▶ _Data to process_:
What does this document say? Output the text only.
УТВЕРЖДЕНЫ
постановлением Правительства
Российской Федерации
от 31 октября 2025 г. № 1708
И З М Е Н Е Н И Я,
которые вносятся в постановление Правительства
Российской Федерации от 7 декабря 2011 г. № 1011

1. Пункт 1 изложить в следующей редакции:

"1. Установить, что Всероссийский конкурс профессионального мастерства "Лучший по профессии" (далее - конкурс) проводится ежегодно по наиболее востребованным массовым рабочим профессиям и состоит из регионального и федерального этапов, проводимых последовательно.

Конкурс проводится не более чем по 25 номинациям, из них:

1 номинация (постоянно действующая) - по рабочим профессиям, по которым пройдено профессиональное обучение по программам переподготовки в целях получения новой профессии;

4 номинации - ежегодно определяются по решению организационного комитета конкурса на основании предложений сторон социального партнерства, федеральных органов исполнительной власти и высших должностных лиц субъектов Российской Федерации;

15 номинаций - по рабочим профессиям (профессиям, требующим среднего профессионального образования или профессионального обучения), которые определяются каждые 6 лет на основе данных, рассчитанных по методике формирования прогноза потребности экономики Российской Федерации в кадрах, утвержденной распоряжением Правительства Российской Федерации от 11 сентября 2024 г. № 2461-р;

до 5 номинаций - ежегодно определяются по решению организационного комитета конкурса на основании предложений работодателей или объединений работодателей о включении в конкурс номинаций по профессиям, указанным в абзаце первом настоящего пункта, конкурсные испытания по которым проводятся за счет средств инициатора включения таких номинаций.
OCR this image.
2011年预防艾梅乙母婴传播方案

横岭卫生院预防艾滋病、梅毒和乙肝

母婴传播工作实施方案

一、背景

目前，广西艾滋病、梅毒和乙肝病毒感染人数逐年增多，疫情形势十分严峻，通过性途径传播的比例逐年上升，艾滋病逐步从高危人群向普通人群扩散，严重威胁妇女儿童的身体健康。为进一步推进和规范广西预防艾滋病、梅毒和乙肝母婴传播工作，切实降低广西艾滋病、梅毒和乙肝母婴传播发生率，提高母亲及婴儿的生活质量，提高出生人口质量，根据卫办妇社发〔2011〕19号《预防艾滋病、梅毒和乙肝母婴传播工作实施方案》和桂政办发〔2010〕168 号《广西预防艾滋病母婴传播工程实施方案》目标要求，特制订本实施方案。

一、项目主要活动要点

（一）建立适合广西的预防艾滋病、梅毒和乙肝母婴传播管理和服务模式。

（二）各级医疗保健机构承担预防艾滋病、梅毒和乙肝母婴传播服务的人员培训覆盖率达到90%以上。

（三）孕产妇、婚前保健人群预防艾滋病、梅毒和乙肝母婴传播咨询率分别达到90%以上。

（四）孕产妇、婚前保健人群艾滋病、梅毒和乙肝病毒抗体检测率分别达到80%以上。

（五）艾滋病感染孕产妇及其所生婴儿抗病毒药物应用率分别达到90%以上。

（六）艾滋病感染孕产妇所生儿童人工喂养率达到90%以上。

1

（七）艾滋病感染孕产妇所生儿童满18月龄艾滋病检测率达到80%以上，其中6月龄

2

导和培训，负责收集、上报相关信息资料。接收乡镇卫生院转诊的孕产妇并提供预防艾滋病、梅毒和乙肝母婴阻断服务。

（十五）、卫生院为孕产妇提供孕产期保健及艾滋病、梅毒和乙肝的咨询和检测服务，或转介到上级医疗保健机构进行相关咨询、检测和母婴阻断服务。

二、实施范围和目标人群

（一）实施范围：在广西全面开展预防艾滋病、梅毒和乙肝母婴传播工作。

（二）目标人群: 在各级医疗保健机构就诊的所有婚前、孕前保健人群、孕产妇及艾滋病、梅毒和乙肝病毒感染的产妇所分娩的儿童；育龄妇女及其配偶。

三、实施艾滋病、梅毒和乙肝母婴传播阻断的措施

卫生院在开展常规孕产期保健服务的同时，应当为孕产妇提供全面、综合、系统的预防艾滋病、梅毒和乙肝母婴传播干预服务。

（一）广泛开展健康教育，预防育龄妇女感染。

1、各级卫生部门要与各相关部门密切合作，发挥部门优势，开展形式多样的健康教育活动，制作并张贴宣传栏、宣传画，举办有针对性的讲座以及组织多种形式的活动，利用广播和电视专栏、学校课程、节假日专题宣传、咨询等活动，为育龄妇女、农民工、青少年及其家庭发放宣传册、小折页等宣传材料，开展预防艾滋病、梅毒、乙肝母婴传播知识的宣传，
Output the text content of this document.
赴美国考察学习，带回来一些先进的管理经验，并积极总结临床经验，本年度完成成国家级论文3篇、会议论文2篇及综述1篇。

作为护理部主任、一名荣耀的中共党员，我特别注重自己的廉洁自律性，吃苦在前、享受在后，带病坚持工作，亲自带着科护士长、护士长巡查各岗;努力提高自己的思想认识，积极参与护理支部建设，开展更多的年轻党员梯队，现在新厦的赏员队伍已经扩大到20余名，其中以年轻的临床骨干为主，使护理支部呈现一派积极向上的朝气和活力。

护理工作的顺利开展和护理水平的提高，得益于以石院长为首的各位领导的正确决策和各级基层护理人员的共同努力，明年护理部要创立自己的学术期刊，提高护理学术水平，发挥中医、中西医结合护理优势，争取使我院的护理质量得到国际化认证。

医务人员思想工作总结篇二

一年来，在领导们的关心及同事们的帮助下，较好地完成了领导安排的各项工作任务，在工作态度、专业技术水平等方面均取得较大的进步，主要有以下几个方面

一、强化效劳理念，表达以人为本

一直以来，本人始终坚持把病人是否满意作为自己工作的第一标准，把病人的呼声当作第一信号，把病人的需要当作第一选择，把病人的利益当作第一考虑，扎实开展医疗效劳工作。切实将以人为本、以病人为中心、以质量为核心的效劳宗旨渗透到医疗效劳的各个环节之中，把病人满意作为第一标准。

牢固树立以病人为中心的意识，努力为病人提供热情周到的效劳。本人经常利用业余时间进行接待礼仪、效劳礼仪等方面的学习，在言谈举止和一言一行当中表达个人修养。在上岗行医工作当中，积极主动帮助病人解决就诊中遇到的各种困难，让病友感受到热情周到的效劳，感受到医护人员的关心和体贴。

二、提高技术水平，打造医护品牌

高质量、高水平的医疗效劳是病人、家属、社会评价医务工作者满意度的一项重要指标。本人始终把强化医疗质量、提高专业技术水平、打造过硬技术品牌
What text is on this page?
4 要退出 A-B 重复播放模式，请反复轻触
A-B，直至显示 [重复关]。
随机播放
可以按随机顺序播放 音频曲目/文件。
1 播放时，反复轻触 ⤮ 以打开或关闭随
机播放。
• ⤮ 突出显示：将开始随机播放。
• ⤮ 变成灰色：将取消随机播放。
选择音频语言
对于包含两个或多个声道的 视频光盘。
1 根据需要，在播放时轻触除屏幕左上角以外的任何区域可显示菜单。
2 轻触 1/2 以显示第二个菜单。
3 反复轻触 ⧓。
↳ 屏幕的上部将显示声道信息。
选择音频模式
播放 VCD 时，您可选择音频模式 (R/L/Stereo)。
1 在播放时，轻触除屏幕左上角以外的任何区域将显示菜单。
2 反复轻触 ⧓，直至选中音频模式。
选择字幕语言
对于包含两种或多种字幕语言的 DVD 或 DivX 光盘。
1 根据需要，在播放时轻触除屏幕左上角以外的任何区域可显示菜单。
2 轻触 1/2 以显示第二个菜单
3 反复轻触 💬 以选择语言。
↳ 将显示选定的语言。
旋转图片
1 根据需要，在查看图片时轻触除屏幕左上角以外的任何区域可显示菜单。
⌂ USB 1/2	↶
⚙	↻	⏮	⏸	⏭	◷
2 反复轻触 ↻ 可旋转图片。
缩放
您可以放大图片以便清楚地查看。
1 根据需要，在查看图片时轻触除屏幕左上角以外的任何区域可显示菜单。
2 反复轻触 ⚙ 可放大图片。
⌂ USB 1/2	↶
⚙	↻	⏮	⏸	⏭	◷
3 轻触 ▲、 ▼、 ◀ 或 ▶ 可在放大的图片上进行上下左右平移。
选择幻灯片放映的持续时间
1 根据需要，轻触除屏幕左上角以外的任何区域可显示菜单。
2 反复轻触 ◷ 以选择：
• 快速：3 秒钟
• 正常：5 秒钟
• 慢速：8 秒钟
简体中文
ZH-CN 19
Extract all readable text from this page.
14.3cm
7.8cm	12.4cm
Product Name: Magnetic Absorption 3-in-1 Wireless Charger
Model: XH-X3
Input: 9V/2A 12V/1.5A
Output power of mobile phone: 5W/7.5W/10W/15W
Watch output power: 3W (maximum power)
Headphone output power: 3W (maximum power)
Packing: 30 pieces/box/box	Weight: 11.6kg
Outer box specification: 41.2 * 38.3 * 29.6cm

▶ _Written exercise_: Each line that contains the string "Правительства" counts once; report how many such lines the entries have, giving only the number.

▶ _Response for this exercise_: 3